Report, word for word, every line of the material that contains "Empfohlene".

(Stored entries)
▼

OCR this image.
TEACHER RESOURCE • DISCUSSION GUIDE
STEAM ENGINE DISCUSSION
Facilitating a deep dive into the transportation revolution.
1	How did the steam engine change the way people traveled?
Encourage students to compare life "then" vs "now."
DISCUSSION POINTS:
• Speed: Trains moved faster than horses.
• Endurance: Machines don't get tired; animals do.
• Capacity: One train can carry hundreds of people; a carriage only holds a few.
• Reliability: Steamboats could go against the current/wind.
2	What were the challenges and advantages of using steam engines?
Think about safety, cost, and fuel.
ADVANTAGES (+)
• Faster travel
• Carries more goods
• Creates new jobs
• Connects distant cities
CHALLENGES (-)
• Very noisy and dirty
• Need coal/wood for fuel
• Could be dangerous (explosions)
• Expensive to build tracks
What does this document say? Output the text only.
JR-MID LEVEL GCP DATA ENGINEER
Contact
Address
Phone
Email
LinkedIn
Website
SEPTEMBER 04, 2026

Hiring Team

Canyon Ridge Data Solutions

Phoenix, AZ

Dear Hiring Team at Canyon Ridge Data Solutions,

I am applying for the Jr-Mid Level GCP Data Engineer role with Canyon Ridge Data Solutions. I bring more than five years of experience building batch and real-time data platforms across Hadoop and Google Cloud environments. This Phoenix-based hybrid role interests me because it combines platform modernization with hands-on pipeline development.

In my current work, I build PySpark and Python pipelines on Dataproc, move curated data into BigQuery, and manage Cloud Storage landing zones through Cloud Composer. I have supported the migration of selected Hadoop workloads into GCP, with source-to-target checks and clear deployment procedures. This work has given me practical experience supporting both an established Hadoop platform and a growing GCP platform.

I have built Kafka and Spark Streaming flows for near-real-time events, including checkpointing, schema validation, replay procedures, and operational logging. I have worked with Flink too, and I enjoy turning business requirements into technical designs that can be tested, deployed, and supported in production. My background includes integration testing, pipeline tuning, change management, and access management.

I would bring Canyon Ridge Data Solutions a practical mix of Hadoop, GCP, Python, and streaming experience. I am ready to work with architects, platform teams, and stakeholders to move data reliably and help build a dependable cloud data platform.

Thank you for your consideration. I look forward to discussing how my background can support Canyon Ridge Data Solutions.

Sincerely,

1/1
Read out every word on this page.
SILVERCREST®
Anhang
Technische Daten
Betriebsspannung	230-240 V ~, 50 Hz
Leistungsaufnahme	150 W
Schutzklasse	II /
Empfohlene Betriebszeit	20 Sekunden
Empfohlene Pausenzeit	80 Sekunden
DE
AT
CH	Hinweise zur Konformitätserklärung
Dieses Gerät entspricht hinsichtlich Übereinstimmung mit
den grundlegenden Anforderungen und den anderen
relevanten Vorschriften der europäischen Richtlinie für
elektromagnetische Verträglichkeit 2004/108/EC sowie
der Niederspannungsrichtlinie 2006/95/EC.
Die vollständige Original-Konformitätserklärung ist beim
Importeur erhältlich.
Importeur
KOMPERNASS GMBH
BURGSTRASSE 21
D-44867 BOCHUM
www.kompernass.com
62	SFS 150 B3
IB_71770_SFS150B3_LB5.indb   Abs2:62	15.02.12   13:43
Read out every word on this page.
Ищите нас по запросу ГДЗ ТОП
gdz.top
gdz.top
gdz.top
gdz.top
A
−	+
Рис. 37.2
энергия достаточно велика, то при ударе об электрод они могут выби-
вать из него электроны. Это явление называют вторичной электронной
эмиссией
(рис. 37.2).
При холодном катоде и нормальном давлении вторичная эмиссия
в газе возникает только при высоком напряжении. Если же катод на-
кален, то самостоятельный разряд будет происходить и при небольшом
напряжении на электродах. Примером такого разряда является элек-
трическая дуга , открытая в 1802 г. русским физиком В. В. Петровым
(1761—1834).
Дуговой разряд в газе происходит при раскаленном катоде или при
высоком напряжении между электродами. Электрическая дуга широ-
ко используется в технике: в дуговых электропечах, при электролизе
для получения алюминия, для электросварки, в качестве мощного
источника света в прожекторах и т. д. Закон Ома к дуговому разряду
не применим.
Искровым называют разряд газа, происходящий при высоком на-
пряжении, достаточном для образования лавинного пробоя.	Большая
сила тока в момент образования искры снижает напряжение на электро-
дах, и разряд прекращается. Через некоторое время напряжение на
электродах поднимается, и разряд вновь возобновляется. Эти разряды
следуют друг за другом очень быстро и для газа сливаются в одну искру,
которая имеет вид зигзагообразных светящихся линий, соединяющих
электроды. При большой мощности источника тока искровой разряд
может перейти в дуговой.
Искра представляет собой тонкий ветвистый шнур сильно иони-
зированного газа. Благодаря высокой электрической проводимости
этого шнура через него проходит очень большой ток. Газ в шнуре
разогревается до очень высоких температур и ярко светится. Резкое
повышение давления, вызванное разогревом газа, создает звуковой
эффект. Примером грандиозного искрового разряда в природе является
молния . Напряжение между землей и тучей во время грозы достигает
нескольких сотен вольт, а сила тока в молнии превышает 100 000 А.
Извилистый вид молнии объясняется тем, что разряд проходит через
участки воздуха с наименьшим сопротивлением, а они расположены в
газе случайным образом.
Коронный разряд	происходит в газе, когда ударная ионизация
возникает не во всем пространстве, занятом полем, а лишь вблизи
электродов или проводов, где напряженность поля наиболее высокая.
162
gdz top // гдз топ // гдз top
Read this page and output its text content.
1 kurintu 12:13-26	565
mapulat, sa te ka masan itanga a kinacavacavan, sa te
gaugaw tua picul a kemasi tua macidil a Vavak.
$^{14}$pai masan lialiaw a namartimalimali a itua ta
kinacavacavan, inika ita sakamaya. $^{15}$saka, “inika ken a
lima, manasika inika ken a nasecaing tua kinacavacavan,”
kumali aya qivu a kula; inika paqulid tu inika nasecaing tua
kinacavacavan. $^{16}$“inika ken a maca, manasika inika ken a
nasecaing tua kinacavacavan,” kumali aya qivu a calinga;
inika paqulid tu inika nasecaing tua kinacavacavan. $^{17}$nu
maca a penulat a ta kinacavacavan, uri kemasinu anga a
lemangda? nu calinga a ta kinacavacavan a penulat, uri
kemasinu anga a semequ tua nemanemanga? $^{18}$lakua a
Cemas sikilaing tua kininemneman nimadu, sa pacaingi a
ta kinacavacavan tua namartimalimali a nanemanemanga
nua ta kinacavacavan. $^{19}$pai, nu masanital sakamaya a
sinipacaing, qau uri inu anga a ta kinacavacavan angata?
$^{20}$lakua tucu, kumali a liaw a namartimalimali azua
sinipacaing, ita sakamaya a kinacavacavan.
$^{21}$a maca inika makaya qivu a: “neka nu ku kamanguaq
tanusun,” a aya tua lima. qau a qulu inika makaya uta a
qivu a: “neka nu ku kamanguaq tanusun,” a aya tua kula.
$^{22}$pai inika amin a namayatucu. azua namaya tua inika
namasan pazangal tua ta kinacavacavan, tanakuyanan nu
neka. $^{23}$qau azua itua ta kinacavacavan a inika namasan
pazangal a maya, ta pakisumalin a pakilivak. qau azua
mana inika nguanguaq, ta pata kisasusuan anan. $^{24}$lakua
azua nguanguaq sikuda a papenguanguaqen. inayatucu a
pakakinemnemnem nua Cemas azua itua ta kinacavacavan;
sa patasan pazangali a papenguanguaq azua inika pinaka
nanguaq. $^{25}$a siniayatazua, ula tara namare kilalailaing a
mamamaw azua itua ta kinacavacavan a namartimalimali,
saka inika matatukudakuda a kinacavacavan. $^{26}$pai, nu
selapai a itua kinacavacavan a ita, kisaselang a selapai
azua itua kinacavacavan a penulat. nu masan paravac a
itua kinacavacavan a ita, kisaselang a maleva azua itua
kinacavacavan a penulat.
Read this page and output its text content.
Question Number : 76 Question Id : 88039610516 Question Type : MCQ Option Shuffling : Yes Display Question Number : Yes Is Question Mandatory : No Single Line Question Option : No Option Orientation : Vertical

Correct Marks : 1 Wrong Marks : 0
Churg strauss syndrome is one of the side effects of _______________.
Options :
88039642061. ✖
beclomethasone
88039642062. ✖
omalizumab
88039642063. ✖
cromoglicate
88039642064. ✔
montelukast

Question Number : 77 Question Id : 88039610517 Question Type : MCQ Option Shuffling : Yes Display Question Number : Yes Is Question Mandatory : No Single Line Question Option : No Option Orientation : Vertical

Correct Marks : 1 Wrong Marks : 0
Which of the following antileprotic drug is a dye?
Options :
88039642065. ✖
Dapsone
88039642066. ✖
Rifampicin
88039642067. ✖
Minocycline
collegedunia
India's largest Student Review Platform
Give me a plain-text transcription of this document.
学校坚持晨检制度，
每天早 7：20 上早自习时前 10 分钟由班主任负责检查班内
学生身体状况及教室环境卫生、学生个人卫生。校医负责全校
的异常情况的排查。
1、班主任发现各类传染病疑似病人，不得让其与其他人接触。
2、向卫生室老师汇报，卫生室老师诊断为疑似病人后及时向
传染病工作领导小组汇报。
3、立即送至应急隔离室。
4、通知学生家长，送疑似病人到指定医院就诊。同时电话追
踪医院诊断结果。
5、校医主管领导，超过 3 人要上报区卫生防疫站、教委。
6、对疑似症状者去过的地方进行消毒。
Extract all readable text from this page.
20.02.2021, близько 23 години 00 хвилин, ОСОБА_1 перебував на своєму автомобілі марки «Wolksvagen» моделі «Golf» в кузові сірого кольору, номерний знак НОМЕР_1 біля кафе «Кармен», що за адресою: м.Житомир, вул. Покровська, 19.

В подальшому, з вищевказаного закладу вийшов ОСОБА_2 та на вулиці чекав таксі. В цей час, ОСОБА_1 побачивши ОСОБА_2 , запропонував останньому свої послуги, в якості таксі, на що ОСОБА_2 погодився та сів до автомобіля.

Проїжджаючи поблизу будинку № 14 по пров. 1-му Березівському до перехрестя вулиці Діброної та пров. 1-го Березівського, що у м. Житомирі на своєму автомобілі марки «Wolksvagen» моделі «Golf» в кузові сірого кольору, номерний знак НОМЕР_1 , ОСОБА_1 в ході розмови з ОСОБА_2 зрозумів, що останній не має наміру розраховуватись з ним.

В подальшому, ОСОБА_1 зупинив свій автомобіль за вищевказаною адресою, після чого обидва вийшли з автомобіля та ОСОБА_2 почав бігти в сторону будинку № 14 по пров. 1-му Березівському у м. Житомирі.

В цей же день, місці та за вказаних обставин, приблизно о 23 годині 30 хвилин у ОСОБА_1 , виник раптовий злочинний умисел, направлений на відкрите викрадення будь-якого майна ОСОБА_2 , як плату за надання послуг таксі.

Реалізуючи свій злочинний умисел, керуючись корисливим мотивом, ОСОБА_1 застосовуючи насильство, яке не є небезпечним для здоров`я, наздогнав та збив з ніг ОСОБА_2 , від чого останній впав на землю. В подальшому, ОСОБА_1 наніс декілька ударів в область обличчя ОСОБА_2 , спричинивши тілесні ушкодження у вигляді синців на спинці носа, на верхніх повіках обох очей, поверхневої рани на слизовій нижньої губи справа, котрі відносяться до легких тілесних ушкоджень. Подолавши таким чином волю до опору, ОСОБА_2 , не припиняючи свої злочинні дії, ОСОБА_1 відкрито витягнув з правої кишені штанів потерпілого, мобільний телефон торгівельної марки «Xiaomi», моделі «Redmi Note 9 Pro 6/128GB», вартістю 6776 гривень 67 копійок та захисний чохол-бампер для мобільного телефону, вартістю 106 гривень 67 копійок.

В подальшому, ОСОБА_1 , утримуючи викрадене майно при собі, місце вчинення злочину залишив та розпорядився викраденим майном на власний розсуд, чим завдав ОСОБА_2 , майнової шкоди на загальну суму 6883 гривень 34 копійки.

▲

■ Result of the exercise ■
Empfohlene Betriebszeit	20 Sekunden
Empfohlene Pausenzeit	80 Sekunden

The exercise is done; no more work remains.